**Written problem:** Transcribe every entry word for word. Skip the pictures.

**Records supplied:**
···
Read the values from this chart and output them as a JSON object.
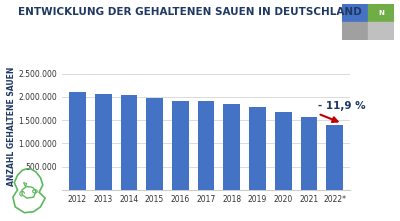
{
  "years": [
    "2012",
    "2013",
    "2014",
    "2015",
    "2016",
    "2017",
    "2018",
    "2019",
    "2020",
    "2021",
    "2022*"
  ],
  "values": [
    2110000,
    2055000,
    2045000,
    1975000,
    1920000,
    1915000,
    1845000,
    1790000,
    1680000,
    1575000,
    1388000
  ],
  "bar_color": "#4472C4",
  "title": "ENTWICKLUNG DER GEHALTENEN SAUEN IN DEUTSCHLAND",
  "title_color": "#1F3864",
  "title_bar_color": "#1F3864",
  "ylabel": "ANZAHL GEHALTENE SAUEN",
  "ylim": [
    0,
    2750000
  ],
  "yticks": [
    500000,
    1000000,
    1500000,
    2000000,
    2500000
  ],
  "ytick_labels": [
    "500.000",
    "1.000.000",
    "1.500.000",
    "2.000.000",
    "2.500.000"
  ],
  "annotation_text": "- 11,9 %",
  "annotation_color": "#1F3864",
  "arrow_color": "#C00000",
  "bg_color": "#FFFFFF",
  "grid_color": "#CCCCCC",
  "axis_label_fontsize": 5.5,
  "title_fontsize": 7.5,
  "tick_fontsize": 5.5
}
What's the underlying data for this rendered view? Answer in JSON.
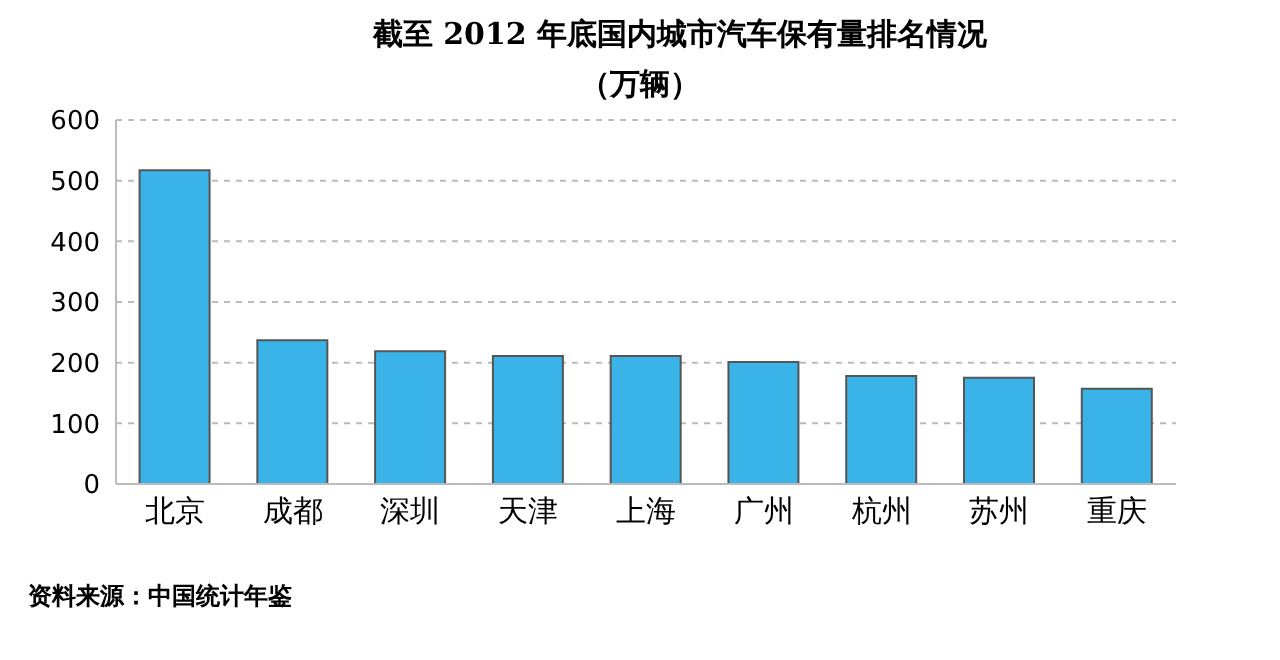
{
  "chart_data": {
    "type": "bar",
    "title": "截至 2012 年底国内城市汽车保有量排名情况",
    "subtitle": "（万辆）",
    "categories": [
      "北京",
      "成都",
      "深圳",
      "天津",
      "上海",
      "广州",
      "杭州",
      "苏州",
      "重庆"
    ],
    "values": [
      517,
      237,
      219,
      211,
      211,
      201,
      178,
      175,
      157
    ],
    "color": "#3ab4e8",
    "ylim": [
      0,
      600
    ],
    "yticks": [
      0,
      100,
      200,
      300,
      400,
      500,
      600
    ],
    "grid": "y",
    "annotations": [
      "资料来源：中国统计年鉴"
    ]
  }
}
···
**Task output:**
Read the values from this chart and output them as a JSON object.
{
  "years": [
    "2012",
    "2013",
    "2014",
    "2015",
    "2016",
    "2017",
    "2018",
    "2019",
    "2020",
    "2021",
    "2022*"
  ],
  "values": [
    2110000,
    2055000,
    2045000,
    1975000,
    1920000,
    1915000,
    1845000,
    1790000,
    1680000,
    1575000,
    1388000
  ],
  "bar_color": "#4472C4",
  "title": "ENTWICKLUNG DER GEHALTENEN SAUEN IN DEUTSCHLAND",
  "title_color": "#1F3864",
  "title_bar_color": "#1F3864",
  "ylabel": "ANZAHL GEHALTENE SAUEN",
  "ylim": [
    0,
    2750000
  ],
  "yticks": [
    500000,
    1000000,
    1500000,
    2000000,
    2500000
  ],
  "ytick_labels": [
    "500.000",
    "1.000.000",
    "1.500.000",
    "2.000.000",
    "2.500.000"
  ],
  "annotation_text": "- 11,9 %",
  "annotation_color": "#1F3864",
  "arrow_color": "#C00000",
  "bg_color": "#FFFFFF",
  "grid_color": "#CCCCCC",
  "axis_label_fontsize": 5.5,
  "title_fontsize": 7.5,
  "tick_fontsize": 5.5
}
What's the underlying data for this rendered view? Answer in JSON.
{
  "chart_data": {
    "type": "bar",
    "title": "截至 2012 年底国内城市汽车保有量排名情况",
    "subtitle": "（万辆）",
    "categories": [
      "北京",
      "成都",
      "深圳",
      "天津",
      "上海",
      "广州",
      "杭州",
      "苏州",
      "重庆"
    ],
    "values": [
      517,
      237,
      219,
      211,
      211,
      201,
      178,
      175,
      157
    ],
    "color": "#3ab4e8",
    "ylim": [
      0,
      600
    ],
    "yticks": [
      0,
      100,
      200,
      300,
      400,
      500,
      600
    ],
    "grid": "y",
    "annotations": [
      "资料来源：中国统计年鉴"
    ]
  }
}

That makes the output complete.